(begin)

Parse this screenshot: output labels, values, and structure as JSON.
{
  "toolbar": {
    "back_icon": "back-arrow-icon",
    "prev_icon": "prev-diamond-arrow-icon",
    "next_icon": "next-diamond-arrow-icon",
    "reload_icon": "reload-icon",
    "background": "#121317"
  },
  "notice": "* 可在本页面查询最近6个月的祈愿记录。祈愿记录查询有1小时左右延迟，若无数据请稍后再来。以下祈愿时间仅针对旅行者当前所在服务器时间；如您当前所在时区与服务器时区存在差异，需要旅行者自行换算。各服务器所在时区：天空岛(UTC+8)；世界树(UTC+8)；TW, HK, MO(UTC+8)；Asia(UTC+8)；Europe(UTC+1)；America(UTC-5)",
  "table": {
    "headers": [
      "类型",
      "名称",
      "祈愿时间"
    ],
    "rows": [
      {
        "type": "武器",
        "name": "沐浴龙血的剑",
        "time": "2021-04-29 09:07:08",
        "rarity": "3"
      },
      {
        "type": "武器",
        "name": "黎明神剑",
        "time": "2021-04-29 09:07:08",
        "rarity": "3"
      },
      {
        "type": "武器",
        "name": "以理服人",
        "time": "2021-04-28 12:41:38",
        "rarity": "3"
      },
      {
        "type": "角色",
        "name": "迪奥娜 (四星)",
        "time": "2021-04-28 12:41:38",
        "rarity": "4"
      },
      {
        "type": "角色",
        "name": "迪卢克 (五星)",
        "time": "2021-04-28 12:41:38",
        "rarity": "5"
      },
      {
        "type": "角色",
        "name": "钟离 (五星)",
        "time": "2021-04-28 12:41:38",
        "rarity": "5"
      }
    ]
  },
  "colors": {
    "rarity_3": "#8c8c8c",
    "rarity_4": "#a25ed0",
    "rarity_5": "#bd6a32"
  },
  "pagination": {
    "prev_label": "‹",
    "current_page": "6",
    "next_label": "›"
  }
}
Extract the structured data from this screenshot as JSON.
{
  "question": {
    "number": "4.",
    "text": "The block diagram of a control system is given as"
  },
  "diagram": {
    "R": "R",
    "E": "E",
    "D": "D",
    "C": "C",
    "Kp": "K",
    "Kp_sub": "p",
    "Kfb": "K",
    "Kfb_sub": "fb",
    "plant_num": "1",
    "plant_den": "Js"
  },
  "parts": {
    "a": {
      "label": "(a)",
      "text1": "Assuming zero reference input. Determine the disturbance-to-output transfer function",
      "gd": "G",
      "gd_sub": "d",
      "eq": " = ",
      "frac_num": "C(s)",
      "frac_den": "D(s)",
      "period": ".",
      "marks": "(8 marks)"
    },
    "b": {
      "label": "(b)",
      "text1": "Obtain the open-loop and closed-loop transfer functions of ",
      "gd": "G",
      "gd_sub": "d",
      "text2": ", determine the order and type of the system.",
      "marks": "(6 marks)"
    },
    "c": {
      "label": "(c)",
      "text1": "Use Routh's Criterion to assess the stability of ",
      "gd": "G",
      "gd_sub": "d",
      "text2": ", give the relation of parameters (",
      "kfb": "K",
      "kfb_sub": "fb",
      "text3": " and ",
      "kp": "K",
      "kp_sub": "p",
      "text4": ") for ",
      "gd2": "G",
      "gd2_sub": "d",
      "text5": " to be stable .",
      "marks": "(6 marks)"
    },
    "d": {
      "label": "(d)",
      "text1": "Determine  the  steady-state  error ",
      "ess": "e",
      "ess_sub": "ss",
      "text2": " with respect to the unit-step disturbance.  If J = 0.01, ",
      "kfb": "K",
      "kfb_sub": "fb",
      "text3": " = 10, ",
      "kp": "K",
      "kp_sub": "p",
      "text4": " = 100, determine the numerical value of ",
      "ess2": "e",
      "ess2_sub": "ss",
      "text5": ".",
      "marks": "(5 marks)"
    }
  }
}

(end)

◆ Stated goal
Say how many lines include the word "screenshot"; reply with the number alone.

◆ Expected answer
2